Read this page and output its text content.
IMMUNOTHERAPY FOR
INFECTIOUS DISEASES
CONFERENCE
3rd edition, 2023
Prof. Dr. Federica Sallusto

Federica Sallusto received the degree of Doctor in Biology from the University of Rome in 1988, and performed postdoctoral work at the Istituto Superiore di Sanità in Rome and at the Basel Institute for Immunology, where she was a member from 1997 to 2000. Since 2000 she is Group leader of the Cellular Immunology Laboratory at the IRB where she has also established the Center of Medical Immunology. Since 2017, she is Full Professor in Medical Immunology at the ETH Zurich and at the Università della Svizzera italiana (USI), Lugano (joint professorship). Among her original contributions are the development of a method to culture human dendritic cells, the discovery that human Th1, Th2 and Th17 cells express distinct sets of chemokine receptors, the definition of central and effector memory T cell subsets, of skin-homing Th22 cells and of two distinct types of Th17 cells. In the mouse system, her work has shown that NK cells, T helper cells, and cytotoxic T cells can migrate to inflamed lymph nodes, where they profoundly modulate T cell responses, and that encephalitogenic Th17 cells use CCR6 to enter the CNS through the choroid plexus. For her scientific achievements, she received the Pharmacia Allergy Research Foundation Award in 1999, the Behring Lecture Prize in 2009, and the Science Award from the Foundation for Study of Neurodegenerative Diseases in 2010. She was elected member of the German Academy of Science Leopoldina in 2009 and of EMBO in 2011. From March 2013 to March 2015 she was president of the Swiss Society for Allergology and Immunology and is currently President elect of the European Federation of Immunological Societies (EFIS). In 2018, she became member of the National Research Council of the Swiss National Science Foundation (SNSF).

━━━

# [Problem to work on]
Each entry shown above should be transcribed exactly as written.

# [The completed task]
Read this page and output its text content.
IMMUNOTHERAPY FOR
INFECTIOUS DISEASES
CONFERENCE
3rd edition, 2023
Prof. Dr. Federica Sallusto

Federica Sallusto received the degree of Doctor in Biology from the University of Rome in 1988, and performed postdoctoral work at the Istituto Superiore di Sanità in Rome and at the Basel Institute for Immunology, where she was a member from 1997 to 2000. Since 2000 she is Group leader of the Cellular Immunology Laboratory at the IRB where she has also established the Center of Medical Immunology. Since 2017, she is Full Professor in Medical Immunology at the ETH Zurich and at the Università della Svizzera italiana (USI), Lugano (joint professorship). Among her original contributions are the development of a method to culture human dendritic cells, the discovery that human Th1, Th2 and Th17 cells express distinct sets of chemokine receptors, the definition of central and effector memory T cell subsets, of skin-homing Th22 cells and of two distinct types of Th17 cells. In the mouse system, her work has shown that NK cells, T helper cells, and cytotoxic T cells can migrate to inflamed lymph nodes, where they profoundly modulate T cell responses, and that encephalitogenic Th17 cells use CCR6 to enter the CNS through the choroid plexus. For her scientific achievements, she received the Pharmacia Allergy Research Foundation Award in 1999, the Behring Lecture Prize in 2009, and the Science Award from the Foundation for Study of Neurodegenerative Diseases in 2010. She was elected member of the German Academy of Science Leopoldina in 2009 and of EMBO in 2011. From March 2013 to March 2015 she was president of the Swiss Society for Allergology and Immunology and is currently President elect of the European Federation of Immunological Societies (EFIS). In 2018, she became member of the National Research Council of the Swiss National Science Foundation (SNSF).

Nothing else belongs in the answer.